Work required: Exactly repeat the full listing that follows.

Records provided:
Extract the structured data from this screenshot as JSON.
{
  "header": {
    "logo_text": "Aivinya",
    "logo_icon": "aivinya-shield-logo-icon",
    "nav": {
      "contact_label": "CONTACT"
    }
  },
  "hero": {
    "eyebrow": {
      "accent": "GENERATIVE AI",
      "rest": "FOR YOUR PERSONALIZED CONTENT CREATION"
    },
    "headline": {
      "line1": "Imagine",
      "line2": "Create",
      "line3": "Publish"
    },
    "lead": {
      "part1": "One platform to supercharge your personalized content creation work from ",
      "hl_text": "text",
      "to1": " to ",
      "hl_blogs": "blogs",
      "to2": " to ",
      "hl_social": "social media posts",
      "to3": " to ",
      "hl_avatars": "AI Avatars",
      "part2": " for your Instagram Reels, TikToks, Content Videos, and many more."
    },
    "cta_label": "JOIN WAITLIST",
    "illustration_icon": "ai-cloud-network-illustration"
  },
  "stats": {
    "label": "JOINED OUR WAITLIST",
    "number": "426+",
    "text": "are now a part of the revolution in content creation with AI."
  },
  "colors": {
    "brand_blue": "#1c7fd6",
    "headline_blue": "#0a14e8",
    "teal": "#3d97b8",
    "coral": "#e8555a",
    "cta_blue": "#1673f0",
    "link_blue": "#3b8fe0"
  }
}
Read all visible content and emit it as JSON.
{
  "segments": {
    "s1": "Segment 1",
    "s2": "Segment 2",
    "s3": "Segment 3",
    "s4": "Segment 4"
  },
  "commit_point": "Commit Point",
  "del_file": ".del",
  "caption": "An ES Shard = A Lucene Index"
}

Final answer:
Extract the structured data from this screenshot as JSON.
{
  "header": {
    "logo_text": "Aivinya",
    "logo_icon": "aivinya-shield-logo-icon",
    "nav": {
      "contact_label": "CONTACT"
    }
  },
  "hero": {
    "eyebrow": {
      "accent": "GENERATIVE AI",
      "rest": "FOR YOUR PERSONALIZED CONTENT CREATION"
    },
    "headline": {
      "line1": "Imagine",
      "line2": "Create",
      "line3": "Publish"
    },
    "lead": {
      "part1": "One platform to supercharge your personalized content creation work from ",
      "hl_text": "text",
      "to1": " to ",
      "hl_blogs": "blogs",
      "to2": " to ",
      "hl_social": "social media posts",
      "to3": " to ",
      "hl_avatars": "AI Avatars",
      "part2": " for your Instagram Reels, TikToks, Content Videos, and many more."
    },
    "cta_label": "JOIN WAITLIST",
    "illustration_icon": "ai-cloud-network-illustration"
  },
  "stats": {
    "label": "JOINED OUR WAITLIST",
    "number": "426+",
    "text": "are now a part of the revolution in content creation with AI."
  },
  "colors": {
    "brand_blue": "#1c7fd6",
    "headline_blue": "#0a14e8",
    "teal": "#3d97b8",
    "coral": "#e8555a",
    "cta_blue": "#1673f0",
    "link_blue": "#3b8fe0"
  }
}
Read all visible content and emit it as JSON.
{
  "segments": {
    "s1": "Segment 1",
    "s2": "Segment 2",
    "s3": "Segment 3",
    "s4": "Segment 4"
  },
  "commit_point": "Commit Point",
  "del_file": ".del",
  "caption": "An ES Shard = A Lucene Index"
}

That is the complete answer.